Task directions → Restate the complete material exactly.

Given records →
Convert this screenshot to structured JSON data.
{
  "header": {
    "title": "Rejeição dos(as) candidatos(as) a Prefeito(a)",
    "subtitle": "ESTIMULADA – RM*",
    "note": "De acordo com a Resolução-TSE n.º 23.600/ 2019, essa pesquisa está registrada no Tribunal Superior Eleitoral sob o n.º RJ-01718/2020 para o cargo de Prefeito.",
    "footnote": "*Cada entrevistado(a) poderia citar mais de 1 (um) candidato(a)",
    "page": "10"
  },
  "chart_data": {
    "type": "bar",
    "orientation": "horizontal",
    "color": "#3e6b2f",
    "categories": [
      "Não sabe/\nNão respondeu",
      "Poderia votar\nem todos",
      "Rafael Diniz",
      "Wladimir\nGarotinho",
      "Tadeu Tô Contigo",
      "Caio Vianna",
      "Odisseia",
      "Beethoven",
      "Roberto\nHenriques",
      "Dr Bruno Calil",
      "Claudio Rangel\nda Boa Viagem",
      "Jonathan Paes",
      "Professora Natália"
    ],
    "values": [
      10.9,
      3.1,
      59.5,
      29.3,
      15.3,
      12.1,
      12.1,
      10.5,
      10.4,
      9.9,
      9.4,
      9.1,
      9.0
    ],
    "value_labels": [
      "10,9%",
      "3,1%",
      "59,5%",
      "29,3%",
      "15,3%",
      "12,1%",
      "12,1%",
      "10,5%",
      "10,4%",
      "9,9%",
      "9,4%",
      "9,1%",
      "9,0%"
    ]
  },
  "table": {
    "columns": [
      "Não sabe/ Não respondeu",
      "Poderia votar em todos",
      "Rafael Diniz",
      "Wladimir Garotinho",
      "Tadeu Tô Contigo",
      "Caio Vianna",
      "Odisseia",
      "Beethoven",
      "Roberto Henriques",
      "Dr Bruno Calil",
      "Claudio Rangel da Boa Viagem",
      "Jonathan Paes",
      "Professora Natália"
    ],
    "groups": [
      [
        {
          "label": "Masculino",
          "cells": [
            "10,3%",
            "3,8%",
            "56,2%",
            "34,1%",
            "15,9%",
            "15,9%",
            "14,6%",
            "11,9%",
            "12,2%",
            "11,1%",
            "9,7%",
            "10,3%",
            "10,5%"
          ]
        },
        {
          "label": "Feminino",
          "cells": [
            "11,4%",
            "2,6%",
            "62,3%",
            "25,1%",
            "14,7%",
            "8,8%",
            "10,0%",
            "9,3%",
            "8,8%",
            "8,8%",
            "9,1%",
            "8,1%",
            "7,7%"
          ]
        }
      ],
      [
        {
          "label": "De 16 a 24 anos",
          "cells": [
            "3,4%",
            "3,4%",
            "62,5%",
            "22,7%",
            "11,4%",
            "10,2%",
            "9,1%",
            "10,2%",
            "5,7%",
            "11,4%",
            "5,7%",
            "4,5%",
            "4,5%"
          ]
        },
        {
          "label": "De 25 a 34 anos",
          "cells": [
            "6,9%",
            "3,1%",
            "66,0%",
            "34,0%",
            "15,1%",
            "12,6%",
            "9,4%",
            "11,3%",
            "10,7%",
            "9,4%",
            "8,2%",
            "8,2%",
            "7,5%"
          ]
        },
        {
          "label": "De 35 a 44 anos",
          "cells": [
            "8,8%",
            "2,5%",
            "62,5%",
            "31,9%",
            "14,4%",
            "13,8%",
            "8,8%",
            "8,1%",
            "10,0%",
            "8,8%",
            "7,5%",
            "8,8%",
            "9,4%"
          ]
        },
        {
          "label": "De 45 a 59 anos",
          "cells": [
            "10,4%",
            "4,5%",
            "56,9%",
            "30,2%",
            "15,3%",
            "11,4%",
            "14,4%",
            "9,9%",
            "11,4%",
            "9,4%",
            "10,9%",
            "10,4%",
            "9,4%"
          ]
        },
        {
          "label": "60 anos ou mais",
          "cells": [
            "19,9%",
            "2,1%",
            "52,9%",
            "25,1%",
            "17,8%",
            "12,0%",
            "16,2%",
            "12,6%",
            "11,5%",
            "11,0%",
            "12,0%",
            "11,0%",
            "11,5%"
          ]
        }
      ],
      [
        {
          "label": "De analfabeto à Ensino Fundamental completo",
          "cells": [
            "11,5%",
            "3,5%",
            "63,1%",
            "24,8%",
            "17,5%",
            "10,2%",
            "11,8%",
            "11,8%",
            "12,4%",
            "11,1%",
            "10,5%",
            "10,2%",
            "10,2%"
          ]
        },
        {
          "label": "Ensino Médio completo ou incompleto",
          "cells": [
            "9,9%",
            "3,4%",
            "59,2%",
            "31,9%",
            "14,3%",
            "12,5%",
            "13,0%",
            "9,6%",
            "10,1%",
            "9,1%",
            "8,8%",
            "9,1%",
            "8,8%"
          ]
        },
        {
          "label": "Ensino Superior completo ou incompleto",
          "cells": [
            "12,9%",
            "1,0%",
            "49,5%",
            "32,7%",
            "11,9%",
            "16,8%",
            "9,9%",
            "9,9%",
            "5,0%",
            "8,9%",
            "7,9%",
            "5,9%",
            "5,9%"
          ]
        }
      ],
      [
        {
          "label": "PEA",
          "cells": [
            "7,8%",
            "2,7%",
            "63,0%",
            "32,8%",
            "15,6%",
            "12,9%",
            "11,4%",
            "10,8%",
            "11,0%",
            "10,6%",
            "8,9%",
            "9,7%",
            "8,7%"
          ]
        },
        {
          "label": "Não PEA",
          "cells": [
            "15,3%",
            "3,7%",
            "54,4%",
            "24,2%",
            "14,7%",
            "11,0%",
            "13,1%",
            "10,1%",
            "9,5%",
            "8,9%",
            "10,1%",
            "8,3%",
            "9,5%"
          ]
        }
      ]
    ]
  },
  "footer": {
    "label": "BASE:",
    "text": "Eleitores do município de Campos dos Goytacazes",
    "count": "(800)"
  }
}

Exercise output →
Convert this screenshot to structured JSON data.
{
  "header": {
    "title": "Rejeição dos(as) candidatos(as) a Prefeito(a)",
    "subtitle": "ESTIMULADA – RM*",
    "note": "De acordo com a Resolução-TSE n.º 23.600/ 2019, essa pesquisa está registrada no Tribunal Superior Eleitoral sob o n.º RJ-01718/2020 para o cargo de Prefeito.",
    "footnote": "*Cada entrevistado(a) poderia citar mais de 1 (um) candidato(a)",
    "page": "10"
  },
  "chart_data": {
    "type": "bar",
    "orientation": "horizontal",
    "color": "#3e6b2f",
    "categories": [
      "Não sabe/\nNão respondeu",
      "Poderia votar\nem todos",
      "Rafael Diniz",
      "Wladimir\nGarotinho",
      "Tadeu Tô Contigo",
      "Caio Vianna",
      "Odisseia",
      "Beethoven",
      "Roberto\nHenriques",
      "Dr Bruno Calil",
      "Claudio Rangel\nda Boa Viagem",
      "Jonathan Paes",
      "Professora Natália"
    ],
    "values": [
      10.9,
      3.1,
      59.5,
      29.3,
      15.3,
      12.1,
      12.1,
      10.5,
      10.4,
      9.9,
      9.4,
      9.1,
      9.0
    ],
    "value_labels": [
      "10,9%",
      "3,1%",
      "59,5%",
      "29,3%",
      "15,3%",
      "12,1%",
      "12,1%",
      "10,5%",
      "10,4%",
      "9,9%",
      "9,4%",
      "9,1%",
      "9,0%"
    ]
  },
  "table": {
    "columns": [
      "Não sabe/ Não respondeu",
      "Poderia votar em todos",
      "Rafael Diniz",
      "Wladimir Garotinho",
      "Tadeu Tô Contigo",
      "Caio Vianna",
      "Odisseia",
      "Beethoven",
      "Roberto Henriques",
      "Dr Bruno Calil",
      "Claudio Rangel da Boa Viagem",
      "Jonathan Paes",
      "Professora Natália"
    ],
    "groups": [
      [
        {
          "label": "Masculino",
          "cells": [
            "10,3%",
            "3,8%",
            "56,2%",
            "34,1%",
            "15,9%",
            "15,9%",
            "14,6%",
            "11,9%",
            "12,2%",
            "11,1%",
            "9,7%",
            "10,3%",
            "10,5%"
          ]
        },
        {
          "label": "Feminino",
          "cells": [
            "11,4%",
            "2,6%",
            "62,3%",
            "25,1%",
            "14,7%",
            "8,8%",
            "10,0%",
            "9,3%",
            "8,8%",
            "8,8%",
            "9,1%",
            "8,1%",
            "7,7%"
          ]
        }
      ],
      [
        {
          "label": "De 16 a 24 anos",
          "cells": [
            "3,4%",
            "3,4%",
            "62,5%",
            "22,7%",
            "11,4%",
            "10,2%",
            "9,1%",
            "10,2%",
            "5,7%",
            "11,4%",
            "5,7%",
            "4,5%",
            "4,5%"
          ]
        },
        {
          "label": "De 25 a 34 anos",
          "cells": [
            "6,9%",
            "3,1%",
            "66,0%",
            "34,0%",
            "15,1%",
            "12,6%",
            "9,4%",
            "11,3%",
            "10,7%",
            "9,4%",
            "8,2%",
            "8,2%",
            "7,5%"
          ]
        },
        {
          "label": "De 35 a 44 anos",
          "cells": [
            "8,8%",
            "2,5%",
            "62,5%",
            "31,9%",
            "14,4%",
            "13,8%",
            "8,8%",
            "8,1%",
            "10,0%",
            "8,8%",
            "7,5%",
            "8,8%",
            "9,4%"
          ]
        },
        {
          "label": "De 45 a 59 anos",
          "cells": [
            "10,4%",
            "4,5%",
            "56,9%",
            "30,2%",
            "15,3%",
            "11,4%",
            "14,4%",
            "9,9%",
            "11,4%",
            "9,4%",
            "10,9%",
            "10,4%",
            "9,4%"
          ]
        },
        {
          "label": "60 anos ou mais",
          "cells": [
            "19,9%",
            "2,1%",
            "52,9%",
            "25,1%",
            "17,8%",
            "12,0%",
            "16,2%",
            "12,6%",
            "11,5%",
            "11,0%",
            "12,0%",
            "11,0%",
            "11,5%"
          ]
        }
      ],
      [
        {
          "label": "De analfabeto à Ensino Fundamental completo",
          "cells": [
            "11,5%",
            "3,5%",
            "63,1%",
            "24,8%",
            "17,5%",
            "10,2%",
            "11,8%",
            "11,8%",
            "12,4%",
            "11,1%",
            "10,5%",
            "10,2%",
            "10,2%"
          ]
        },
        {
          "label": "Ensino Médio completo ou incompleto",
          "cells": [
            "9,9%",
            "3,4%",
            "59,2%",
            "31,9%",
            "14,3%",
            "12,5%",
            "13,0%",
            "9,6%",
            "10,1%",
            "9,1%",
            "8,8%",
            "9,1%",
            "8,8%"
          ]
        },
        {
          "label": "Ensino Superior completo ou incompleto",
          "cells": [
            "12,9%",
            "1,0%",
            "49,5%",
            "32,7%",
            "11,9%",
            "16,8%",
            "9,9%",
            "9,9%",
            "5,0%",
            "8,9%",
            "7,9%",
            "5,9%",
            "5,9%"
          ]
        }
      ],
      [
        {
          "label": "PEA",
          "cells": [
            "7,8%",
            "2,7%",
            "63,0%",
            "32,8%",
            "15,6%",
            "12,9%",
            "11,4%",
            "10,8%",
            "11,0%",
            "10,6%",
            "8,9%",
            "9,7%",
            "8,7%"
          ]
        },
        {
          "label": "Não PEA",
          "cells": [
            "15,3%",
            "3,7%",
            "54,4%",
            "24,2%",
            "14,7%",
            "11,0%",
            "13,1%",
            "10,1%",
            "9,5%",
            "8,9%",
            "10,1%",
            "8,3%",
            "9,5%"
          ]
        }
      ]
    ]
  },
  "footer": {
    "label": "BASE:",
    "text": "Eleitores do município de Campos dos Goytacazes",
    "count": "(800)"
  }
}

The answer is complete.